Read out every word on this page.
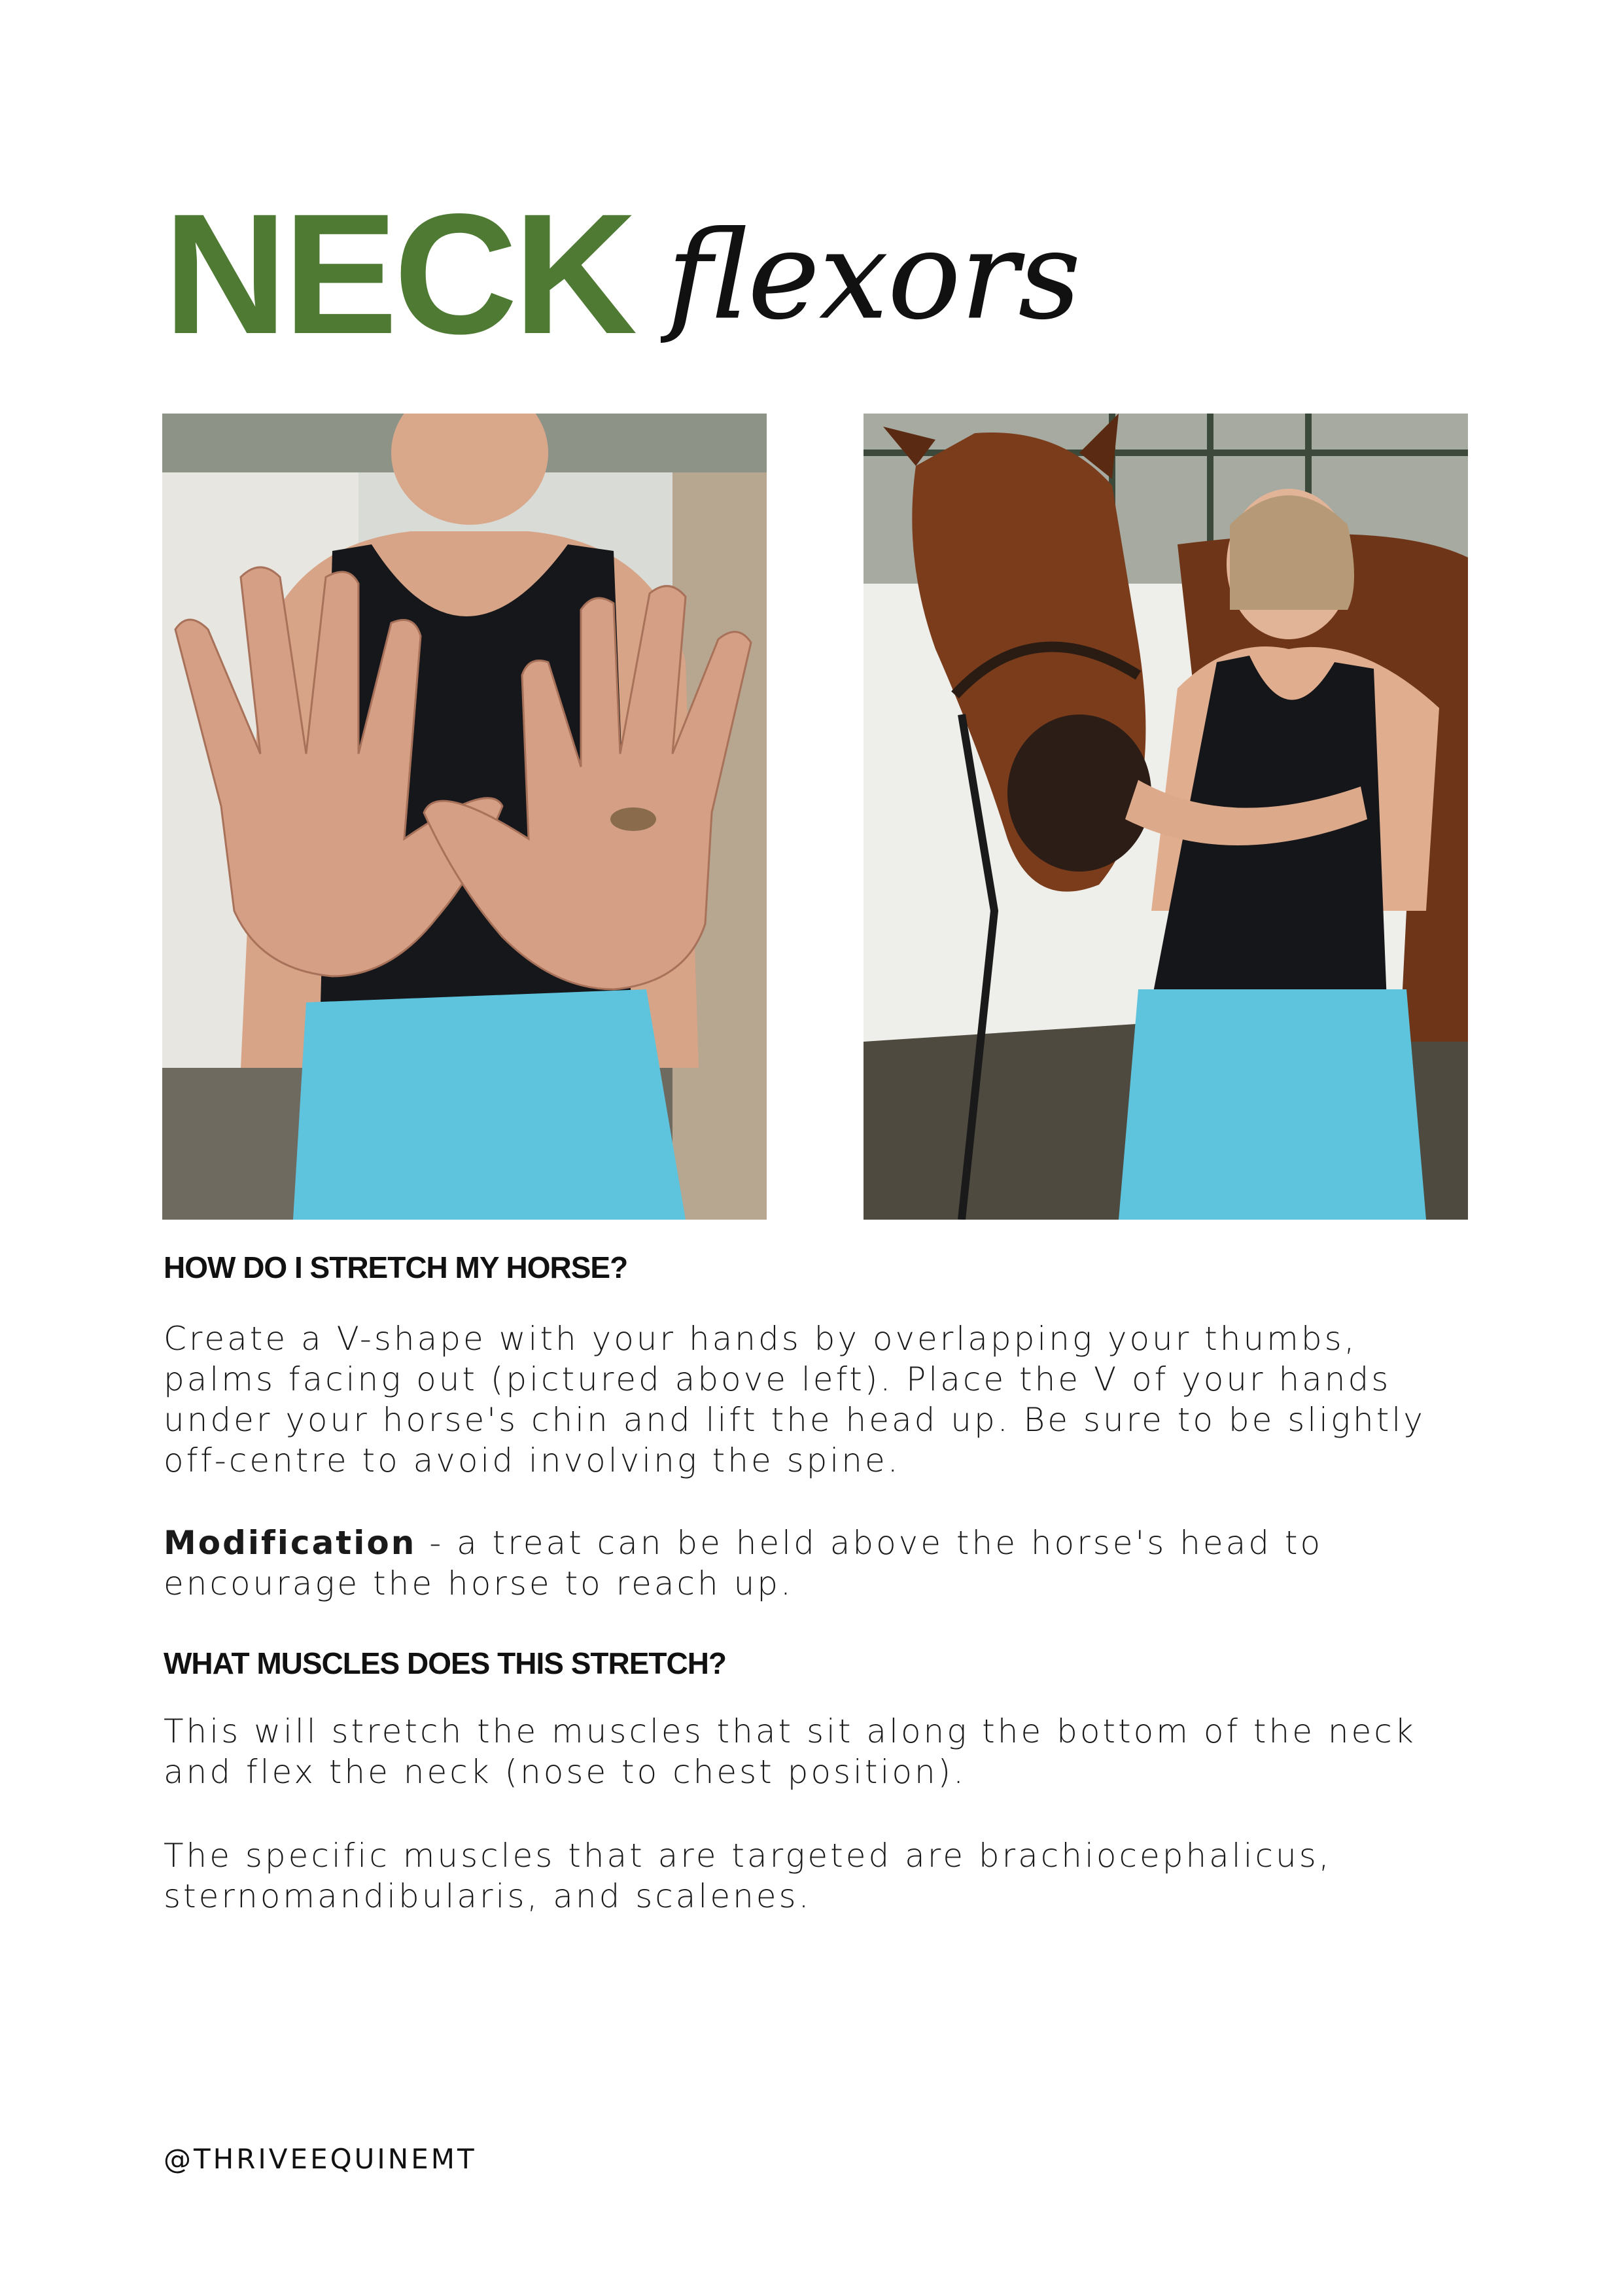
NECK flexors
HOW DO I STRETCH MY HORSE?

Create a V-shape with your hands by overlapping your thumbs, palms facing out (pictured above left). Place the V of your hands under your horse's chin and lift the head up. Be sure to be slightly off-centre to avoid involving the spine.

Modification - a treat can be held above the horse's head to encourage the horse to reach up.

WHAT MUSCLES DOES THIS STRETCH?

This will stretch the muscles that sit along the bottom of the neck and flex the neck (nose to chest position).

The specific muscles that are targeted are brachiocephalicus, sternomandibularis, and scalenes.

@THRIVEEQUINEMT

§ Short problem
Search the data above for the string "head" and return every line that has it.

§ Result
Create a V-shape with your hands by overlapping your thumbs, palms facing out (pictured above left). Place the V of your hands under your horse's chin and lift the head up. Be sure to be slightly off-centre to avoid involving the spine.
Modification - a treat can be held above the horse's head to encourage the horse to reach up.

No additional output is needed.